Your task is to quote the material that follows, in full and exactly.

DATA =
================================

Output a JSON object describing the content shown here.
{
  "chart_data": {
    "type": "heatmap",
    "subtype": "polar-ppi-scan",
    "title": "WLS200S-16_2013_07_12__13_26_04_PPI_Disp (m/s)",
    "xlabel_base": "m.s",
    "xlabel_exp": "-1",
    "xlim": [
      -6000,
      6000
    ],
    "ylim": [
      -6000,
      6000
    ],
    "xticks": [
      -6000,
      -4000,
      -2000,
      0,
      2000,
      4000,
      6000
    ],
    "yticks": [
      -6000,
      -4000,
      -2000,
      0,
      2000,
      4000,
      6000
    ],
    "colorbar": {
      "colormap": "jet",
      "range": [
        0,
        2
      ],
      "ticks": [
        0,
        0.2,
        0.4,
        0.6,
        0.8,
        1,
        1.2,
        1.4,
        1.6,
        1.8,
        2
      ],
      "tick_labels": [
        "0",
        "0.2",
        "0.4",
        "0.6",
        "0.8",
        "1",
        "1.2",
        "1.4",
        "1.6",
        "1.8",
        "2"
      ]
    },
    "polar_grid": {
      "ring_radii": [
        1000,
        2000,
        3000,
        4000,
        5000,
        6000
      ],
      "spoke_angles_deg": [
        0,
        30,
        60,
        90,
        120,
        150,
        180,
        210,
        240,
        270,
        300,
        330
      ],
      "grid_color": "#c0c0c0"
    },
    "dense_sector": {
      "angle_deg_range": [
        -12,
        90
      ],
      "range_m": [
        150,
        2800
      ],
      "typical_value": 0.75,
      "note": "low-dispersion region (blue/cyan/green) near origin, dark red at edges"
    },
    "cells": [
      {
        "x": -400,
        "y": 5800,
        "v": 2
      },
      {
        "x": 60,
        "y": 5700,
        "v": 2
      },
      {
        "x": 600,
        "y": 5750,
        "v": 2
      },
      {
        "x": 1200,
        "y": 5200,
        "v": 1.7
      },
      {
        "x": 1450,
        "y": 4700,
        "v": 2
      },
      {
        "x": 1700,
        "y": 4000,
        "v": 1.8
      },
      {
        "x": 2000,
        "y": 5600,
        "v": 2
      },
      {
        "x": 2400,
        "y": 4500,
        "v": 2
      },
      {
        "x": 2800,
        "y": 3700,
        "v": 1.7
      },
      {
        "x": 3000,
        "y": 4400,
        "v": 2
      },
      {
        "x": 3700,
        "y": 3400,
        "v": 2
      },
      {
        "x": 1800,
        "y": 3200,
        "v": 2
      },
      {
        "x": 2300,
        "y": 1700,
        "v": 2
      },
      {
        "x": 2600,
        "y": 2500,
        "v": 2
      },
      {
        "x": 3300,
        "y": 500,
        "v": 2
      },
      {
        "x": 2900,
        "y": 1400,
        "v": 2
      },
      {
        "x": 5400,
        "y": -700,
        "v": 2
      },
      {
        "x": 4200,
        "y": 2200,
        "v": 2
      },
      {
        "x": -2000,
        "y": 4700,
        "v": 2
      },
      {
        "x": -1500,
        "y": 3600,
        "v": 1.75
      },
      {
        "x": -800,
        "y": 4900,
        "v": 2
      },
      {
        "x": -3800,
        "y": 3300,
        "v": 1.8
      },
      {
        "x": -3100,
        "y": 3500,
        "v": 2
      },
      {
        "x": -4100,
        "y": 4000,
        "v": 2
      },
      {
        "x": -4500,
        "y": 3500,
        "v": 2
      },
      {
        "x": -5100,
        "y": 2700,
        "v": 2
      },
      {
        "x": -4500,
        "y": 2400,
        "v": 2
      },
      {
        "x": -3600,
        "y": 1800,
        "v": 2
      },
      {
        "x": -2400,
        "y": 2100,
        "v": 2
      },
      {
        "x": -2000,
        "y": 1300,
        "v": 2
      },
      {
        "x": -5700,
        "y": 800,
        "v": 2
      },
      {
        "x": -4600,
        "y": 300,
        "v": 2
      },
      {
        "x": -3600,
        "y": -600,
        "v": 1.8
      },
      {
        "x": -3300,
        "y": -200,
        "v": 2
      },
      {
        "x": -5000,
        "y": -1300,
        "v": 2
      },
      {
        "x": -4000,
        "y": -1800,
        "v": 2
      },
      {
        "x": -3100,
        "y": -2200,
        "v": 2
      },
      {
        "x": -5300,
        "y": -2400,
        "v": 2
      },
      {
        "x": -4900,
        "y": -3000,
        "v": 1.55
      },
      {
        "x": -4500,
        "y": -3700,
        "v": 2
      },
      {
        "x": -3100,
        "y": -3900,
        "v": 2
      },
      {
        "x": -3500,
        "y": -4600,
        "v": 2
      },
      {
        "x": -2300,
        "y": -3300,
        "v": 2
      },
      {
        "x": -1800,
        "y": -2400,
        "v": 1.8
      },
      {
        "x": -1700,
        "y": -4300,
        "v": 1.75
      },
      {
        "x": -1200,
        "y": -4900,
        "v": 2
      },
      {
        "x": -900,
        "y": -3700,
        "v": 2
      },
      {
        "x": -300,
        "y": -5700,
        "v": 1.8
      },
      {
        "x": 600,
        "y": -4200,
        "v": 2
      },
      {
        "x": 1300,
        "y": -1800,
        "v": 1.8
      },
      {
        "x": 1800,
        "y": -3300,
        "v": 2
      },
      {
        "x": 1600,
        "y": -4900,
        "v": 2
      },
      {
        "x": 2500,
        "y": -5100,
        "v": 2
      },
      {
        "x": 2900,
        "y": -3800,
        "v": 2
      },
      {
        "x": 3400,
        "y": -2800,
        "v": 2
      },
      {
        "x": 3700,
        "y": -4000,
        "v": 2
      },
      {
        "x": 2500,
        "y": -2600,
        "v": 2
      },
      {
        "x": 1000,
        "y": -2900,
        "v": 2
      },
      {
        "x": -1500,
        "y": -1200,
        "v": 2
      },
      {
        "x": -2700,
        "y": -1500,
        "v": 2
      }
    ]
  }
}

================================

RESULT FOR THIS EXERCISE =
Output a JSON object describing the content shown here.
{
  "chart_data": {
    "type": "heatmap",
    "subtype": "polar-ppi-scan",
    "title": "WLS200S-16_2013_07_12__13_26_04_PPI_Disp (m/s)",
    "xlabel_base": "m.s",
    "xlabel_exp": "-1",
    "xlim": [
      -6000,
      6000
    ],
    "ylim": [
      -6000,
      6000
    ],
    "xticks": [
      -6000,
      -4000,
      -2000,
      0,
      2000,
      4000,
      6000
    ],
    "yticks": [
      -6000,
      -4000,
      -2000,
      0,
      2000,
      4000,
      6000
    ],
    "colorbar": {
      "colormap": "jet",
      "range": [
        0,
        2
      ],
      "ticks": [
        0,
        0.2,
        0.4,
        0.6,
        0.8,
        1,
        1.2,
        1.4,
        1.6,
        1.8,
        2
      ],
      "tick_labels": [
        "0",
        "0.2",
        "0.4",
        "0.6",
        "0.8",
        "1",
        "1.2",
        "1.4",
        "1.6",
        "1.8",
        "2"
      ]
    },
    "polar_grid": {
      "ring_radii": [
        1000,
        2000,
        3000,
        4000,
        5000,
        6000
      ],
      "spoke_angles_deg": [
        0,
        30,
        60,
        90,
        120,
        150,
        180,
        210,
        240,
        270,
        300,
        330
      ],
      "grid_color": "#c0c0c0"
    },
    "dense_sector": {
      "angle_deg_range": [
        -12,
        90
      ],
      "range_m": [
        150,
        2800
      ],
      "typical_value": 0.75,
      "note": "low-dispersion region (blue/cyan/green) near origin, dark red at edges"
    },
    "cells": [
      {
        "x": -400,
        "y": 5800,
        "v": 2
      },
      {
        "x": 60,
        "y": 5700,
        "v": 2
      },
      {
        "x": 600,
        "y": 5750,
        "v": 2
      },
      {
        "x": 1200,
        "y": 5200,
        "v": 1.7
      },
      {
        "x": 1450,
        "y": 4700,
        "v": 2
      },
      {
        "x": 1700,
        "y": 4000,
        "v": 1.8
      },
      {
        "x": 2000,
        "y": 5600,
        "v": 2
      },
      {
        "x": 2400,
        "y": 4500,
        "v": 2
      },
      {
        "x": 2800,
        "y": 3700,
        "v": 1.7
      },
      {
        "x": 3000,
        "y": 4400,
        "v": 2
      },
      {
        "x": 3700,
        "y": 3400,
        "v": 2
      },
      {
        "x": 1800,
        "y": 3200,
        "v": 2
      },
      {
        "x": 2300,
        "y": 1700,
        "v": 2
      },
      {
        "x": 2600,
        "y": 2500,
        "v": 2
      },
      {
        "x": 3300,
        "y": 500,
        "v": 2
      },
      {
        "x": 2900,
        "y": 1400,
        "v": 2
      },
      {
        "x": 5400,
        "y": -700,
        "v": 2
      },
      {
        "x": 4200,
        "y": 2200,
        "v": 2
      },
      {
        "x": -2000,
        "y": 4700,
        "v": 2
      },
      {
        "x": -1500,
        "y": 3600,
        "v": 1.75
      },
      {
        "x": -800,
        "y": 4900,
        "v": 2
      },
      {
        "x": -3800,
        "y": 3300,
        "v": 1.8
      },
      {
        "x": -3100,
        "y": 3500,
        "v": 2
      },
      {
        "x": -4100,
        "y": 4000,
        "v": 2
      },
      {
        "x": -4500,
        "y": 3500,
        "v": 2
      },
      {
        "x": -5100,
        "y": 2700,
        "v": 2
      },
      {
        "x": -4500,
        "y": 2400,
        "v": 2
      },
      {
        "x": -3600,
        "y": 1800,
        "v": 2
      },
      {
        "x": -2400,
        "y": 2100,
        "v": 2
      },
      {
        "x": -2000,
        "y": 1300,
        "v": 2
      },
      {
        "x": -5700,
        "y": 800,
        "v": 2
      },
      {
        "x": -4600,
        "y": 300,
        "v": 2
      },
      {
        "x": -3600,
        "y": -600,
        "v": 1.8
      },
      {
        "x": -3300,
        "y": -200,
        "v": 2
      },
      {
        "x": -5000,
        "y": -1300,
        "v": 2
      },
      {
        "x": -4000,
        "y": -1800,
        "v": 2
      },
      {
        "x": -3100,
        "y": -2200,
        "v": 2
      },
      {
        "x": -5300,
        "y": -2400,
        "v": 2
      },
      {
        "x": -4900,
        "y": -3000,
        "v": 1.55
      },
      {
        "x": -4500,
        "y": -3700,
        "v": 2
      },
      {
        "x": -3100,
        "y": -3900,
        "v": 2
      },
      {
        "x": -3500,
        "y": -4600,
        "v": 2
      },
      {
        "x": -2300,
        "y": -3300,
        "v": 2
      },
      {
        "x": -1800,
        "y": -2400,
        "v": 1.8
      },
      {
        "x": -1700,
        "y": -4300,
        "v": 1.75
      },
      {
        "x": -1200,
        "y": -4900,
        "v": 2
      },
      {
        "x": -900,
        "y": -3700,
        "v": 2
      },
      {
        "x": -300,
        "y": -5700,
        "v": 1.8
      },
      {
        "x": 600,
        "y": -4200,
        "v": 2
      },
      {
        "x": 1300,
        "y": -1800,
        "v": 1.8
      },
      {
        "x": 1800,
        "y": -3300,
        "v": 2
      },
      {
        "x": 1600,
        "y": -4900,
        "v": 2
      },
      {
        "x": 2500,
        "y": -5100,
        "v": 2
      },
      {
        "x": 2900,
        "y": -3800,
        "v": 2
      },
      {
        "x": 3400,
        "y": -2800,
        "v": 2
      },
      {
        "x": 3700,
        "y": -4000,
        "v": 2
      },
      {
        "x": 2500,
        "y": -2600,
        "v": 2
      },
      {
        "x": 1000,
        "y": -2900,
        "v": 2
      },
      {
        "x": -1500,
        "y": -1200,
        "v": 2
      },
      {
        "x": -2700,
        "y": -1500,
        "v": 2
      }
    ]
  }
}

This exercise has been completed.